>>>
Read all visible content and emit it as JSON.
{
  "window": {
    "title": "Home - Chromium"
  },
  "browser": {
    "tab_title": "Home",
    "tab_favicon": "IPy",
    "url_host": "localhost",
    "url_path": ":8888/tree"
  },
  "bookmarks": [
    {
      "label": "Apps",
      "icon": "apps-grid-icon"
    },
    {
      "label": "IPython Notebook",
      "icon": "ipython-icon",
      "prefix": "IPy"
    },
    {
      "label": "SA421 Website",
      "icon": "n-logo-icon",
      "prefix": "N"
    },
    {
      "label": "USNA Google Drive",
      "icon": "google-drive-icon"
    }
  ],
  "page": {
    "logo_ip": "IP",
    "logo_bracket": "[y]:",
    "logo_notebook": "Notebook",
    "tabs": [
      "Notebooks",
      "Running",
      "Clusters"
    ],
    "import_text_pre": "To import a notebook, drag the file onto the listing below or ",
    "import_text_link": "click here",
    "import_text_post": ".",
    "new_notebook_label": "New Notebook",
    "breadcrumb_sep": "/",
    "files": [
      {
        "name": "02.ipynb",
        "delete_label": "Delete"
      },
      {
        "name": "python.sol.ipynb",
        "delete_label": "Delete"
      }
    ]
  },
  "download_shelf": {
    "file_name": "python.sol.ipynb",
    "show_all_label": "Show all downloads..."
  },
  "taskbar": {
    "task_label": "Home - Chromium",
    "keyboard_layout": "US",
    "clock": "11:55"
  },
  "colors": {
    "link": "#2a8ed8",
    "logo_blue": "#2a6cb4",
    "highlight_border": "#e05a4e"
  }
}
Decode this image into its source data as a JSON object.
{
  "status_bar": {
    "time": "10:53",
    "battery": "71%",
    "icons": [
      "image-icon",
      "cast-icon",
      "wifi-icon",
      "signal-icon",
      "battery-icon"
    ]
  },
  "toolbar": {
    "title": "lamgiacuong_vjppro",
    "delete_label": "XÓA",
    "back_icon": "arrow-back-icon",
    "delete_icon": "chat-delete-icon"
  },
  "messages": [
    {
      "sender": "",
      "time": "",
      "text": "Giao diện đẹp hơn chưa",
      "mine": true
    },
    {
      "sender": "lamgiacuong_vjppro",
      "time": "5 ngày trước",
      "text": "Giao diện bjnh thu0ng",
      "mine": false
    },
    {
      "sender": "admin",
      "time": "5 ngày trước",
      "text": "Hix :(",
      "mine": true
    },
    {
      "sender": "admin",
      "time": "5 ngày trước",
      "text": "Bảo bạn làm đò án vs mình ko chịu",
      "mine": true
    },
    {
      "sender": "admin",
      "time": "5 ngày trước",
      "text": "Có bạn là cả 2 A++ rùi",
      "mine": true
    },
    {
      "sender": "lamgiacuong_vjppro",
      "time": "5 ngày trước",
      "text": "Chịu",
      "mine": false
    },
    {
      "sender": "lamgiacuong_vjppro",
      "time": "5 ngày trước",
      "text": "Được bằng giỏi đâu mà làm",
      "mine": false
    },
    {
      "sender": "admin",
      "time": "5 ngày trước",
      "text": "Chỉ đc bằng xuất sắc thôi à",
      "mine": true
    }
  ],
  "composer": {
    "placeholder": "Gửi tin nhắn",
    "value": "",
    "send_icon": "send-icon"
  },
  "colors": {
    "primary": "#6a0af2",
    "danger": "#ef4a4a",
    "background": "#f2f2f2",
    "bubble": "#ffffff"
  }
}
<<<
▸ Work to do:
Write the data out again in full and exactly.

▸ Complete answer:
Read all visible content and emit it as JSON.
{
  "window": {
    "title": "Home - Chromium"
  },
  "browser": {
    "tab_title": "Home",
    "tab_favicon": "IPy",
    "url_host": "localhost",
    "url_path": ":8888/tree"
  },
  "bookmarks": [
    {
      "label": "Apps",
      "icon": "apps-grid-icon"
    },
    {
      "label": "IPython Notebook",
      "icon": "ipython-icon",
      "prefix": "IPy"
    },
    {
      "label": "SA421 Website",
      "icon": "n-logo-icon",
      "prefix": "N"
    },
    {
      "label": "USNA Google Drive",
      "icon": "google-drive-icon"
    }
  ],
  "page": {
    "logo_ip": "IP",
    "logo_bracket": "[y]:",
    "logo_notebook": "Notebook",
    "tabs": [
      "Notebooks",
      "Running",
      "Clusters"
    ],
    "import_text_pre": "To import a notebook, drag the file onto the listing below or ",
    "import_text_link": "click here",
    "import_text_post": ".",
    "new_notebook_label": "New Notebook",
    "breadcrumb_sep": "/",
    "files": [
      {
        "name": "02.ipynb",
        "delete_label": "Delete"
      },
      {
        "name": "python.sol.ipynb",
        "delete_label": "Delete"
      }
    ]
  },
  "download_shelf": {
    "file_name": "python.sol.ipynb",
    "show_all_label": "Show all downloads..."
  },
  "taskbar": {
    "task_label": "Home - Chromium",
    "keyboard_layout": "US",
    "clock": "11:55"
  },
  "colors": {
    "link": "#2a8ed8",
    "logo_blue": "#2a6cb4",
    "highlight_border": "#e05a4e"
  }
}
Decode this image into its source data as a JSON object.
{
  "status_bar": {
    "time": "10:53",
    "battery": "71%",
    "icons": [
      "image-icon",
      "cast-icon",
      "wifi-icon",
      "signal-icon",
      "battery-icon"
    ]
  },
  "toolbar": {
    "title": "lamgiacuong_vjppro",
    "delete_label": "XÓA",
    "back_icon": "arrow-back-icon",
    "delete_icon": "chat-delete-icon"
  },
  "messages": [
    {
      "sender": "",
      "time": "",
      "text": "Giao diện đẹp hơn chưa",
      "mine": true
    },
    {
      "sender": "lamgiacuong_vjppro",
      "time": "5 ngày trước",
      "text": "Giao diện bjnh thu0ng",
      "mine": false
    },
    {
      "sender": "admin",
      "time": "5 ngày trước",
      "text": "Hix :(",
      "mine": true
    },
    {
      "sender": "admin",
      "time": "5 ngày trước",
      "text": "Bảo bạn làm đò án vs mình ko chịu",
      "mine": true
    },
    {
      "sender": "admin",
      "time": "5 ngày trước",
      "text": "Có bạn là cả 2 A++ rùi",
      "mine": true
    },
    {
      "sender": "lamgiacuong_vjppro",
      "time": "5 ngày trước",
      "text": "Chịu",
      "mine": false
    },
    {
      "sender": "lamgiacuong_vjppro",
      "time": "5 ngày trước",
      "text": "Được bằng giỏi đâu mà làm",
      "mine": false
    },
    {
      "sender": "admin",
      "time": "5 ngày trước",
      "text": "Chỉ đc bằng xuất sắc thôi à",
      "mine": true
    }
  ],
  "composer": {
    "placeholder": "Gửi tin nhắn",
    "value": "",
    "send_icon": "send-icon"
  },
  "colors": {
    "primary": "#6a0af2",
    "danger": "#ef4a4a",
    "background": "#f2f2f2",
    "bubble": "#ffffff"
  }
}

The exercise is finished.